◆ **BRIEF**:
Copy all lines of the listing that include the string "hàng".

────────

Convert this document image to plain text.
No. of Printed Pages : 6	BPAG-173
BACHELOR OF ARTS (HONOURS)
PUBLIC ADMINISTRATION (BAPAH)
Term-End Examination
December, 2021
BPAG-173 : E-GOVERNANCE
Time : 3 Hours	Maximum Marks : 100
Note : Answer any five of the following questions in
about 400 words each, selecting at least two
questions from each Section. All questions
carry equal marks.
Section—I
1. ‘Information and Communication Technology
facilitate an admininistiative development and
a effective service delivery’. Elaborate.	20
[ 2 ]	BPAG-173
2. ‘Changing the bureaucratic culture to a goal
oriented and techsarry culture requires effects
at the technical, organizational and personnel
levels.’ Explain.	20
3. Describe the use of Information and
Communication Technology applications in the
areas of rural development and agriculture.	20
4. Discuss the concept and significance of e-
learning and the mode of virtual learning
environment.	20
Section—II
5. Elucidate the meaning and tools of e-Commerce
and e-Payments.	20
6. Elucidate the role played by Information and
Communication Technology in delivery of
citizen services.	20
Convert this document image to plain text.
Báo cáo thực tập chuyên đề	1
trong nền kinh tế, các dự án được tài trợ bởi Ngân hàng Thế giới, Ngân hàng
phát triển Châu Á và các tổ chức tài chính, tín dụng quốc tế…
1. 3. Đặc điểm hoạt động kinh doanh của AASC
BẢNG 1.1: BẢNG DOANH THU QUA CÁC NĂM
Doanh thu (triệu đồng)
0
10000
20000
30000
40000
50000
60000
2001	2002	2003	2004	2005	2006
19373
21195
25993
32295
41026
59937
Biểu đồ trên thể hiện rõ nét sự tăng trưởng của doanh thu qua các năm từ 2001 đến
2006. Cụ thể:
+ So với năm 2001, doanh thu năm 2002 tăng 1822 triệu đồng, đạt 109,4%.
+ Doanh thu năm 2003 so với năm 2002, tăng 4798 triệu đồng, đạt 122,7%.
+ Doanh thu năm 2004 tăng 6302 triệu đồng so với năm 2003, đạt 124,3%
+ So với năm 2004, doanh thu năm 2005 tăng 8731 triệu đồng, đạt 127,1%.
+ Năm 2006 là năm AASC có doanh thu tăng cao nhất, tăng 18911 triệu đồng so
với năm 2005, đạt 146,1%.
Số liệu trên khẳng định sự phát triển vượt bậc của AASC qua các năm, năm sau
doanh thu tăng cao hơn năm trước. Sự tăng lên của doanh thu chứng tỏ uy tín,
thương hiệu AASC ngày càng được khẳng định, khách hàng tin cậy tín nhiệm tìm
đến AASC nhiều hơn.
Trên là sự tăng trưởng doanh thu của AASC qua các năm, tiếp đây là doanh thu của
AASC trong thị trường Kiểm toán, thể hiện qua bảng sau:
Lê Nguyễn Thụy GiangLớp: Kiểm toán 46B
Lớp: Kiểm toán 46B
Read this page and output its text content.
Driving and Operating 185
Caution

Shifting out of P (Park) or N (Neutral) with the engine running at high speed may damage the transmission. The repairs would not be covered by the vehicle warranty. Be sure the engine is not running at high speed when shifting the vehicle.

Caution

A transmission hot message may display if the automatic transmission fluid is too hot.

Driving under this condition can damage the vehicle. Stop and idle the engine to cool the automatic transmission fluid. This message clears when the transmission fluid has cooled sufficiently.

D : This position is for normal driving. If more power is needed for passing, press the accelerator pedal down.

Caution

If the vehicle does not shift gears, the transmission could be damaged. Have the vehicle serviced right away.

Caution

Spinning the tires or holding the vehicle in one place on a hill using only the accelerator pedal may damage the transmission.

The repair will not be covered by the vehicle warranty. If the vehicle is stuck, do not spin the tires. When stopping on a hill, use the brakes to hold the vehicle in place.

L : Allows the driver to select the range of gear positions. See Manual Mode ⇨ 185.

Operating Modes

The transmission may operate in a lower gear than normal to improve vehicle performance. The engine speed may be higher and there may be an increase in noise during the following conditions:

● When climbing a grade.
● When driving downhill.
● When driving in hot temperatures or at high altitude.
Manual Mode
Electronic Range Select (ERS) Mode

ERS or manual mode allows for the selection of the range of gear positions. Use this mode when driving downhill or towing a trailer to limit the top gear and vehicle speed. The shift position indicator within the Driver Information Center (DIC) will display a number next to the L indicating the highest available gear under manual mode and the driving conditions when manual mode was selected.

────────

◆ **CORRECT OUTPUT**:
trong nền kinh tế, các dự án được tài trợ bởi Ngân hàng Thế giới, Ngân hàng
thương hiệu AASC ngày càng được khẳng định, khách hàng tin cậy tín nhiệm tìm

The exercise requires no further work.